[Dataset records of page text]
------------------------------
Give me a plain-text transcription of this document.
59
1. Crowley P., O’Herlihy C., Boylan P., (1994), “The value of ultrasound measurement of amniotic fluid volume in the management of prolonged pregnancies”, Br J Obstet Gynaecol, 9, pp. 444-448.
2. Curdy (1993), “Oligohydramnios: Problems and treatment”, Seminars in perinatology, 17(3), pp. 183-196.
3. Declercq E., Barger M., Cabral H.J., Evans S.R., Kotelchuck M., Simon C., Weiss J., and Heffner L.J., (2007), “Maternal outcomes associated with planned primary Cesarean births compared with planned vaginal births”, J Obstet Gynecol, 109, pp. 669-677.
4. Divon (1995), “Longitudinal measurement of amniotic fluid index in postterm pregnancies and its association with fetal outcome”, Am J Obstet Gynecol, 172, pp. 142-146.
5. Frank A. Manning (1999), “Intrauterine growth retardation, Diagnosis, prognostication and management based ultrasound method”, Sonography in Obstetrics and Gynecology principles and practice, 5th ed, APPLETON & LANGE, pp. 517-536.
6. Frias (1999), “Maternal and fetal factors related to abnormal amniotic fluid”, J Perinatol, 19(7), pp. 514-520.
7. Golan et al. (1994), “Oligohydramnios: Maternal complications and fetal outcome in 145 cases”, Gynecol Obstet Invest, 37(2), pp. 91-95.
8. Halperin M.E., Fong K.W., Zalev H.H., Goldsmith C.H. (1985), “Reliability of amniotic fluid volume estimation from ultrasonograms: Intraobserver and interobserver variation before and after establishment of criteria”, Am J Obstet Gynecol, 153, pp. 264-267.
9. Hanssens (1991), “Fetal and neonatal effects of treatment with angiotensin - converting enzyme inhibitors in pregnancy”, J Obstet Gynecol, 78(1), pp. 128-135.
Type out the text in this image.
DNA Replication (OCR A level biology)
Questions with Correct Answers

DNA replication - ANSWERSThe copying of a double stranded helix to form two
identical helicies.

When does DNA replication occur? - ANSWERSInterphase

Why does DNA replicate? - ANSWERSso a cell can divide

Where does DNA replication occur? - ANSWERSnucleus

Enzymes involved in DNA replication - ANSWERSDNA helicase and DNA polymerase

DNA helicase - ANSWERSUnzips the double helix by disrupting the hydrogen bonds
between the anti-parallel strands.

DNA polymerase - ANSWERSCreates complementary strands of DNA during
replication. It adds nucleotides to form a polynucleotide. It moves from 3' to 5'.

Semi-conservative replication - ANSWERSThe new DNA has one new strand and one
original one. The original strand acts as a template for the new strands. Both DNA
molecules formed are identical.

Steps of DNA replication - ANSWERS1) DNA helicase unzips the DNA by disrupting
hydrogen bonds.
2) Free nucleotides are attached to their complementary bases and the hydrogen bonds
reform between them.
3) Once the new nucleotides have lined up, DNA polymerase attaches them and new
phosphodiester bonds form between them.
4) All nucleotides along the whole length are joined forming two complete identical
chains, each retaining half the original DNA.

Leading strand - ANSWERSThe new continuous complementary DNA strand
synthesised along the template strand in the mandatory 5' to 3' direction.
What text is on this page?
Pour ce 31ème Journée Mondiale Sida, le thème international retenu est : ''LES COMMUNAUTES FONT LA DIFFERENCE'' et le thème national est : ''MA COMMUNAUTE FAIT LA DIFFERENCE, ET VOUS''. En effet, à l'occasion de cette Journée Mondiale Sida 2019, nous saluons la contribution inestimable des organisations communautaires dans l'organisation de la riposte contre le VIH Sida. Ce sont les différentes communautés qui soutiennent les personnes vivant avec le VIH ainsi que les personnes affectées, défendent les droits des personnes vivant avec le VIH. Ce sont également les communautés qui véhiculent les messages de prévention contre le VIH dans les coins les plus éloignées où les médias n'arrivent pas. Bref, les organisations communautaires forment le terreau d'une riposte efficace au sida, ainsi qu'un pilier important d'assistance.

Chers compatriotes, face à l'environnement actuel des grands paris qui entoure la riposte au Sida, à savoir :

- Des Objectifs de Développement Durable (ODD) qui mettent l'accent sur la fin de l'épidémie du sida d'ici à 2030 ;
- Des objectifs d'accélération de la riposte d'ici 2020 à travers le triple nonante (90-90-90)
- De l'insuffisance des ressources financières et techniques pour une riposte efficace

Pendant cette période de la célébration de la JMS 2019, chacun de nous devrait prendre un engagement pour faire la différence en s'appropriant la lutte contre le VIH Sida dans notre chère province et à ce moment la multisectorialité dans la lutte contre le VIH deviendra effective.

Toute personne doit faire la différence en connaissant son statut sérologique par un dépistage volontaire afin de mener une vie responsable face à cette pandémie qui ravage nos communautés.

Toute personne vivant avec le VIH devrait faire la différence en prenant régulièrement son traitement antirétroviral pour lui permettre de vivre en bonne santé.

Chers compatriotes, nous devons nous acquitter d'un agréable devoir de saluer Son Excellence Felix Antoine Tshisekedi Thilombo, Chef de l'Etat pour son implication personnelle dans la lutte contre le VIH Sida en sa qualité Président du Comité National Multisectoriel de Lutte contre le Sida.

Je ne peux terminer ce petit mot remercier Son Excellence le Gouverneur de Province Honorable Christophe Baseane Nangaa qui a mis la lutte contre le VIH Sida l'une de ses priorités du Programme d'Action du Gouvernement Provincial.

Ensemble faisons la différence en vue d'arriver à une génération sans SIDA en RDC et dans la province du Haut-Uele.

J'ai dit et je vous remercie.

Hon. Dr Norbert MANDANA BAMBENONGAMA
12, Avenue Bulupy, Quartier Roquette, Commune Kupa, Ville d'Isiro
------------------------------
### Problem
All the entries above are to be transcribed without any alteration.

### Response to the task
Give me a plain-text transcription of this document.
59
1. Crowley P., O’Herlihy C., Boylan P., (1994), “The value of ultrasound measurement of amniotic fluid volume in the management of prolonged pregnancies”, Br J Obstet Gynaecol, 9, pp. 444-448.
2. Curdy (1993), “Oligohydramnios: Problems and treatment”, Seminars in perinatology, 17(3), pp. 183-196.
3. Declercq E., Barger M., Cabral H.J., Evans S.R., Kotelchuck M., Simon C., Weiss J., and Heffner L.J., (2007), “Maternal outcomes associated with planned primary Cesarean births compared with planned vaginal births”, J Obstet Gynecol, 109, pp. 669-677.
4. Divon (1995), “Longitudinal measurement of amniotic fluid index in postterm pregnancies and its association with fetal outcome”, Am J Obstet Gynecol, 172, pp. 142-146.
5. Frank A. Manning (1999), “Intrauterine growth retardation, Diagnosis, prognostication and management based ultrasound method”, Sonography in Obstetrics and Gynecology principles and practice, 5th ed, APPLETON & LANGE, pp. 517-536.
6. Frias (1999), “Maternal and fetal factors related to abnormal amniotic fluid”, J Perinatol, 19(7), pp. 514-520.
7. Golan et al. (1994), “Oligohydramnios: Maternal complications and fetal outcome in 145 cases”, Gynecol Obstet Invest, 37(2), pp. 91-95.
8. Halperin M.E., Fong K.W., Zalev H.H., Goldsmith C.H. (1985), “Reliability of amniotic fluid volume estimation from ultrasonograms: Intraobserver and interobserver variation before and after establishment of criteria”, Am J Obstet Gynecol, 153, pp. 264-267.
9. Hanssens (1991), “Fetal and neonatal effects of treatment with angiotensin - converting enzyme inhibitors in pregnancy”, J Obstet Gynecol, 78(1), pp. 128-135.
Type out the text in this image.
DNA Replication (OCR A level biology)
Questions with Correct Answers

DNA replication - ANSWERSThe copying of a double stranded helix to form two
identical helicies.

When does DNA replication occur? - ANSWERSInterphase

Why does DNA replicate? - ANSWERSso a cell can divide

Where does DNA replication occur? - ANSWERSnucleus

Enzymes involved in DNA replication - ANSWERSDNA helicase and DNA polymerase

DNA helicase - ANSWERSUnzips the double helix by disrupting the hydrogen bonds
between the anti-parallel strands.

DNA polymerase - ANSWERSCreates complementary strands of DNA during
replication. It adds nucleotides to form a polynucleotide. It moves from 3' to 5'.

Semi-conservative replication - ANSWERSThe new DNA has one new strand and one
original one. The original strand acts as a template for the new strands. Both DNA
molecules formed are identical.

Steps of DNA replication - ANSWERS1) DNA helicase unzips the DNA by disrupting
hydrogen bonds.
2) Free nucleotides are attached to their complementary bases and the hydrogen bonds
reform between them.
3) Once the new nucleotides have lined up, DNA polymerase attaches them and new
phosphodiester bonds form between them.
4) All nucleotides along the whole length are joined forming two complete identical
chains, each retaining half the original DNA.

Leading strand - ANSWERSThe new continuous complementary DNA strand
synthesised along the template strand in the mandatory 5' to 3' direction.
What text is on this page?
Pour ce 31ème Journée Mondiale Sida, le thème international retenu est : ''LES COMMUNAUTES FONT LA DIFFERENCE'' et le thème national est : ''MA COMMUNAUTE FAIT LA DIFFERENCE, ET VOUS''. En effet, à l'occasion de cette Journée Mondiale Sida 2019, nous saluons la contribution inestimable des organisations communautaires dans l'organisation de la riposte contre le VIH Sida. Ce sont les différentes communautés qui soutiennent les personnes vivant avec le VIH ainsi que les personnes affectées, défendent les droits des personnes vivant avec le VIH. Ce sont également les communautés qui véhiculent les messages de prévention contre le VIH dans les coins les plus éloignées où les médias n'arrivent pas. Bref, les organisations communautaires forment le terreau d'une riposte efficace au sida, ainsi qu'un pilier important d'assistance.

Chers compatriotes, face à l'environnement actuel des grands paris qui entoure la riposte au Sida, à savoir :

- Des Objectifs de Développement Durable (ODD) qui mettent l'accent sur la fin de l'épidémie du sida d'ici à 2030 ;
- Des objectifs d'accélération de la riposte d'ici 2020 à travers le triple nonante (90-90-90)
- De l'insuffisance des ressources financières et techniques pour une riposte efficace

Pendant cette période de la célébration de la JMS 2019, chacun de nous devrait prendre un engagement pour faire la différence en s'appropriant la lutte contre le VIH Sida dans notre chère province et à ce moment la multisectorialité dans la lutte contre le VIH deviendra effective.

Toute personne doit faire la différence en connaissant son statut sérologique par un dépistage volontaire afin de mener une vie responsable face à cette pandémie qui ravage nos communautés.

Toute personne vivant avec le VIH devrait faire la différence en prenant régulièrement son traitement antirétroviral pour lui permettre de vivre en bonne santé.

Chers compatriotes, nous devons nous acquitter d'un agréable devoir de saluer Son Excellence Felix Antoine Tshisekedi Thilombo, Chef de l'Etat pour son implication personnelle dans la lutte contre le VIH Sida en sa qualité Président du Comité National Multisectoriel de Lutte contre le Sida.

Je ne peux terminer ce petit mot remercier Son Excellence le Gouverneur de Province Honorable Christophe Baseane Nangaa qui a mis la lutte contre le VIH Sida l'une de ses priorités du Programme d'Action du Gouvernement Provincial.

Ensemble faisons la différence en vue d'arriver à une génération sans SIDA en RDC et dans la province du Haut-Uele.

J'ai dit et je vous remercie.

Hon. Dr Norbert MANDANA BAMBENONGAMA
12, Avenue Bulupy, Quartier Roquette, Commune Kupa, Ville d'Isiro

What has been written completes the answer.